▸ What you should do
From the listing, collect all lines containing the word "ἄλγος".

Saved entries

__________

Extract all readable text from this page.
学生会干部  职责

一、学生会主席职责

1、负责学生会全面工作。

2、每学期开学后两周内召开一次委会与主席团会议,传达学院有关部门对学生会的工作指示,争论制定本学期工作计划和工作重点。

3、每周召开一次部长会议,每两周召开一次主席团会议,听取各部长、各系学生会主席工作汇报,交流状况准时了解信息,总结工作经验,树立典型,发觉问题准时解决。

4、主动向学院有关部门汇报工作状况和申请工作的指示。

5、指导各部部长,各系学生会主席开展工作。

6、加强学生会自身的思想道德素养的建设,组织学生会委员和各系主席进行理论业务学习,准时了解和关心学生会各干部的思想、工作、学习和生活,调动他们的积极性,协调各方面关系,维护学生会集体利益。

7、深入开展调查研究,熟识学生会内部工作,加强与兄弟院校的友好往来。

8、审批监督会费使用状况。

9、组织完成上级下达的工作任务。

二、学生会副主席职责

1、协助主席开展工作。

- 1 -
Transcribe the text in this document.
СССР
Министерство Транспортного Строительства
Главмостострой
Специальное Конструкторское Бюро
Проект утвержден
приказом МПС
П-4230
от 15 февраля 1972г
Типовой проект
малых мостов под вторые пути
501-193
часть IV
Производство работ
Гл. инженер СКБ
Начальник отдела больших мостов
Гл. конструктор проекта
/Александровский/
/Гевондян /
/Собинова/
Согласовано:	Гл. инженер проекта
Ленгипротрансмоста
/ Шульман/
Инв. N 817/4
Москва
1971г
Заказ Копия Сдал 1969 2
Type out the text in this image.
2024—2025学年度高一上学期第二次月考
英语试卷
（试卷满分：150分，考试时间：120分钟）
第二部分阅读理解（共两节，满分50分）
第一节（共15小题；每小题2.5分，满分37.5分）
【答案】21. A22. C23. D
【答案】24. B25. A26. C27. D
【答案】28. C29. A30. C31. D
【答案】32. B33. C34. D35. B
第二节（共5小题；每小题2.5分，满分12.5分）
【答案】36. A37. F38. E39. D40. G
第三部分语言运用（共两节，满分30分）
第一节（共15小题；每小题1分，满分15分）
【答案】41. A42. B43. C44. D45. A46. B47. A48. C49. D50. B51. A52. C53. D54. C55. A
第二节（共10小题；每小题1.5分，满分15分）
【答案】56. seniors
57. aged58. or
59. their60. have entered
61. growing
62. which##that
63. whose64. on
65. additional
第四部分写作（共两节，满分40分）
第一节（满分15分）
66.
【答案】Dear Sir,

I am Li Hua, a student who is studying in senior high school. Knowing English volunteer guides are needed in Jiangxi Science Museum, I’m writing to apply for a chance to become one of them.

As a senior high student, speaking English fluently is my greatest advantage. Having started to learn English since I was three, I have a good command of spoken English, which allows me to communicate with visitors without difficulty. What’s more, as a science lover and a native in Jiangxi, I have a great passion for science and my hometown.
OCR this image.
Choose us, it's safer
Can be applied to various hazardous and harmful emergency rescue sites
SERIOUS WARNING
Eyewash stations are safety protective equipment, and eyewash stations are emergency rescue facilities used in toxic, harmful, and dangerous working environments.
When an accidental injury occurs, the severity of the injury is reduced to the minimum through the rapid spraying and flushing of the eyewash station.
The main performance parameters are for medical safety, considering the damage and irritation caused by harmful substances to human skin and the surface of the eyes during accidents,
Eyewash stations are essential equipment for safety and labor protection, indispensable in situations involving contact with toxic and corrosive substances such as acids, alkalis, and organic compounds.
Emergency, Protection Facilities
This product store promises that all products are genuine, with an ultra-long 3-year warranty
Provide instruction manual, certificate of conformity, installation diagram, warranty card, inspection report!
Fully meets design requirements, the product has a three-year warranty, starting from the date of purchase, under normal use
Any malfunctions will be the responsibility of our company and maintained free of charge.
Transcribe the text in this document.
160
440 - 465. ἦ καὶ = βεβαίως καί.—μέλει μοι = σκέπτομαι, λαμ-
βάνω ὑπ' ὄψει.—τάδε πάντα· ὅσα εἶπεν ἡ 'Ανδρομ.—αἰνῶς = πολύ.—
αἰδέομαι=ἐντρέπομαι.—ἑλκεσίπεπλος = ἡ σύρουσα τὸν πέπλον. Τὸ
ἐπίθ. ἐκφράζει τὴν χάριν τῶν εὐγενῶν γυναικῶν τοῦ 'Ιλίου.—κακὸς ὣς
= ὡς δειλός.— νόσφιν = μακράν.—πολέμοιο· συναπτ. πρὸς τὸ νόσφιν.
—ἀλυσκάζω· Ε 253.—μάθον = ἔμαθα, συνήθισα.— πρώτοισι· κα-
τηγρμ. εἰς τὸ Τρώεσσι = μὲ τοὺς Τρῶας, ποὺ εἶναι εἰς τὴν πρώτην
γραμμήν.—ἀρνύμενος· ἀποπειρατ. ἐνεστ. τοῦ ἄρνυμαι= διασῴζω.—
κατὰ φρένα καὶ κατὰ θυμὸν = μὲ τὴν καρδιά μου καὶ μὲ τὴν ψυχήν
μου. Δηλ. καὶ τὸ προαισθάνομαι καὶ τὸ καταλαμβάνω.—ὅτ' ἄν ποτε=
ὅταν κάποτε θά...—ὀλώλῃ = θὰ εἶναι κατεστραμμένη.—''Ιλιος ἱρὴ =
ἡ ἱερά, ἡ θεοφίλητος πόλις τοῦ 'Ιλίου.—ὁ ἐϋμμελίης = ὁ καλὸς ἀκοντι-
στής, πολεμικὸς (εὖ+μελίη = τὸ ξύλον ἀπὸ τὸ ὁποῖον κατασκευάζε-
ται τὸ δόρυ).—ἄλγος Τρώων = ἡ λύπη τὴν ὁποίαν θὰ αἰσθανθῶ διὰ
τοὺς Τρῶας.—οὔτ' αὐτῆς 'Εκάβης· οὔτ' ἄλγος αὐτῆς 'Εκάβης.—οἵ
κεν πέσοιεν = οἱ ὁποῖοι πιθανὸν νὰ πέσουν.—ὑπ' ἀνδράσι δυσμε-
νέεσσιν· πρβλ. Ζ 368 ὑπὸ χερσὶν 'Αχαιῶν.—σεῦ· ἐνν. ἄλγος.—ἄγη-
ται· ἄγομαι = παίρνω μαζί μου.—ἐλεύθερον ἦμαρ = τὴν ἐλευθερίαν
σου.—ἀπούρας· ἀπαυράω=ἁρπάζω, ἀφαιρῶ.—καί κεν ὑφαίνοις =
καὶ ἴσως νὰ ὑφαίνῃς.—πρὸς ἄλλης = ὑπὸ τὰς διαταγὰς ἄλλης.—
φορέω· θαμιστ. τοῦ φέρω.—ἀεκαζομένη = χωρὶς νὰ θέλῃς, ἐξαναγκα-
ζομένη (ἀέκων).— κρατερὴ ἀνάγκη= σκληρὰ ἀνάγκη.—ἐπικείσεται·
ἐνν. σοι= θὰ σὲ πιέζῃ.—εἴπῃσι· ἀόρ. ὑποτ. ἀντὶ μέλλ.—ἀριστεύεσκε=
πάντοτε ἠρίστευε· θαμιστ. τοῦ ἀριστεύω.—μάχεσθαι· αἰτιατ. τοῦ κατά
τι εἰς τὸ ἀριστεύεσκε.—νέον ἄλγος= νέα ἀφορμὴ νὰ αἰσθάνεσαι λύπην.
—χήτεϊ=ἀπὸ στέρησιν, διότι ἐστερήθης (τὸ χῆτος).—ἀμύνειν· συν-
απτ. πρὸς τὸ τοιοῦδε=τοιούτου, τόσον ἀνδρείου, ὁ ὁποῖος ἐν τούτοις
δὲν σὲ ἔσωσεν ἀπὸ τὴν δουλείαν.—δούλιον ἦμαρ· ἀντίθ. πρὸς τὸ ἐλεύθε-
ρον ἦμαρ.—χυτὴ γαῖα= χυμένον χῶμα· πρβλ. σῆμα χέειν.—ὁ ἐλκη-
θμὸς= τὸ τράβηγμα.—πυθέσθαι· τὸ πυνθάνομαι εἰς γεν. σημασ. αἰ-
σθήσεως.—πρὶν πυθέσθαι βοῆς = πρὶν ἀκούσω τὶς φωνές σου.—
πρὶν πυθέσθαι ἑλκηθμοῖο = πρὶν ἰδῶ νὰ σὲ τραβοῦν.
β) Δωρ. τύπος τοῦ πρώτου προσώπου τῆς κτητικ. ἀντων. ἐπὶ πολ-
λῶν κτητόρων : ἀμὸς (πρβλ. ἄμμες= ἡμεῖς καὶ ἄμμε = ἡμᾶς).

__________

▸ Worked answer
ται τὸ δόρυ).—ἄλγος Τρώων = ἡ λύπη τὴν ὁποίαν θὰ αἰσθανθῶ διὰ
τοὺς Τρῶας.—οὔτ' αὐτῆς 'Εκάβης· οὔτ' ἄλγος αὐτῆς 'Εκάβης.—οἵ
νέεσσιν· πρβλ. Ζ 368 ὑπὸ χερσὶν 'Αχαιῶν.—σεῦ· ἐνν. ἄλγος.—ἄγη-
τι εἰς τὸ ἀριστεύεσκε.—νέον ἄλγος= νέα ἀφορμὴ νὰ αἰσθάνεσαι λύπην.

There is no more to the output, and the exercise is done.